PROBLEM STATEMENT: Pull out all lines from the listing below in which the word "zones" appears.

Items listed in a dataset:
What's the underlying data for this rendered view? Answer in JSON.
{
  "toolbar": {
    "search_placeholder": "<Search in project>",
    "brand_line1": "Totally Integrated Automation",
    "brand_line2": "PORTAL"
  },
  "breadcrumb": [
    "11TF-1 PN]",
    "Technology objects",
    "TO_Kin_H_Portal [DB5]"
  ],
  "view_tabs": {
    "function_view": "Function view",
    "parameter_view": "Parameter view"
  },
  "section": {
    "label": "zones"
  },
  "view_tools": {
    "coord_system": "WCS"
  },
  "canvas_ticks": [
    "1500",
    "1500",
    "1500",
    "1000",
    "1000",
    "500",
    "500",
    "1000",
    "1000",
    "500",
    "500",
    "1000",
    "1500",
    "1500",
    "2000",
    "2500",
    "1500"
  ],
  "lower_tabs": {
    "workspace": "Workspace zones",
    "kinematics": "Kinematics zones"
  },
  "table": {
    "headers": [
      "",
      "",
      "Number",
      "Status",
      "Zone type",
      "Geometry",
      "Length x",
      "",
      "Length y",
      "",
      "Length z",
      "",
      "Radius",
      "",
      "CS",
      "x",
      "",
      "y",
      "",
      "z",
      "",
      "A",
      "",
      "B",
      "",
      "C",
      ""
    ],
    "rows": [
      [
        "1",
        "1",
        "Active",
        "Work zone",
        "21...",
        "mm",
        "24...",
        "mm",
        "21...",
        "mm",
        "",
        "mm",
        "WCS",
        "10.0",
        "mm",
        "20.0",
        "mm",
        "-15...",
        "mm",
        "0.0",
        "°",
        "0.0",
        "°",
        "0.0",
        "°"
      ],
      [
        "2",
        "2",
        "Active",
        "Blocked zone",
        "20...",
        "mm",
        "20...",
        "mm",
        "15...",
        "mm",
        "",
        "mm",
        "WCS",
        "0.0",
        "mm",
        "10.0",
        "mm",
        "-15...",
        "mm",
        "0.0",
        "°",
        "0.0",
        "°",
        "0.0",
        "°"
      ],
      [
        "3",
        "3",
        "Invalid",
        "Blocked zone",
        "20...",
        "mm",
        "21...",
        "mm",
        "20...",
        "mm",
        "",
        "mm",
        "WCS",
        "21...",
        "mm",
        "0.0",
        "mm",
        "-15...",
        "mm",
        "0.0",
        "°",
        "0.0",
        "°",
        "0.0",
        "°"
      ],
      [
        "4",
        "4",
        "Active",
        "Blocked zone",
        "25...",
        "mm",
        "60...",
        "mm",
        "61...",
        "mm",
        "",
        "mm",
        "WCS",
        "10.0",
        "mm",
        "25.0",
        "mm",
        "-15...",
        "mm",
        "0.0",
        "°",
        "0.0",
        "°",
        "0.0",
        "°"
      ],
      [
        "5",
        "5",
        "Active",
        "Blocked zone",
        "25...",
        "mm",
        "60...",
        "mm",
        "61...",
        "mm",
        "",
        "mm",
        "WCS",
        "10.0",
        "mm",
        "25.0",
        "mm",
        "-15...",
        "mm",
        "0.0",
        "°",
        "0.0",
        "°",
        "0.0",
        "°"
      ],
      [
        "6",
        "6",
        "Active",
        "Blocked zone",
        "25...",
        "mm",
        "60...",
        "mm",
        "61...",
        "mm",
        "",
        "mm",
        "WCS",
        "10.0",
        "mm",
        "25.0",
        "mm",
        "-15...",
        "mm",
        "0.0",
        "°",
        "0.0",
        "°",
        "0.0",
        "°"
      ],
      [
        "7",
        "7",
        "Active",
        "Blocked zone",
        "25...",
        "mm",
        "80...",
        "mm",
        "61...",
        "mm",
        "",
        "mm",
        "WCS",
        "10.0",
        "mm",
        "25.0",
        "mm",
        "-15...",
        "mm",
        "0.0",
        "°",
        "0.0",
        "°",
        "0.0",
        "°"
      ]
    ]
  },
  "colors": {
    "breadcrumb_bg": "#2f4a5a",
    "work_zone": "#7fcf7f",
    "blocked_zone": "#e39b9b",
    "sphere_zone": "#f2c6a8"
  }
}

FULL ANSWER:
    "label": "zones"
    "workspace": "Workspace zones",
    "kinematics": "Kinematics zones"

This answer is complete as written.